(Stored records)
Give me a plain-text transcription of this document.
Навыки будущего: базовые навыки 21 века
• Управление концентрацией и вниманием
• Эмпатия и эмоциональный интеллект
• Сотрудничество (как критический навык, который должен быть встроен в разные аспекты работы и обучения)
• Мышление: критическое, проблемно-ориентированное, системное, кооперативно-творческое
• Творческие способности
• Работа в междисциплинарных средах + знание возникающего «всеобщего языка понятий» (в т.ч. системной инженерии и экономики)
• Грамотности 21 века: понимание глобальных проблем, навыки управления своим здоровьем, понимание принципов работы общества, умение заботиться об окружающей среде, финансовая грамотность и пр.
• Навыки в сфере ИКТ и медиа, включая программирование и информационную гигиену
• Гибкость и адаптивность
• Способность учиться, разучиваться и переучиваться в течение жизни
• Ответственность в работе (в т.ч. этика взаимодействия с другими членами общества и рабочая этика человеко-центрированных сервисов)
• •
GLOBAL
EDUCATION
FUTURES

◆ **DIRECTIONS**: Extract each line from the listing above, please, and repeat it exactly.

◆ **SOLUTION TO THE EXERCISE**:
Give me a plain-text transcription of this document.
Навыки будущего: базовые навыки 21 века
• Управление концентрацией и вниманием
• Эмпатия и эмоциональный интеллект
• Сотрудничество (как критический навык, который должен быть встроен в разные аспекты работы и обучения)
• Мышление: критическое, проблемно-ориентированное, системное, кооперативно-творческое
• Творческие способности
• Работа в междисциплинарных средах + знание возникающего «всеобщего языка понятий» (в т.ч. системной инженерии и экономики)
• Грамотности 21 века: понимание глобальных проблем, навыки управления своим здоровьем, понимание принципов работы общества, умение заботиться об окружающей среде, финансовая грамотность и пр.
• Навыки в сфере ИКТ и медиа, включая программирование и информационную гигиену
• Гибкость и адаптивность
• Способность учиться, разучиваться и переучиваться в течение жизни
• Ответственность в работе (в т.ч. этика взаимодействия с другими членами общества и рабочая этика человеко-центрированных сервисов)
• •
GLOBAL
EDUCATION
FUTURES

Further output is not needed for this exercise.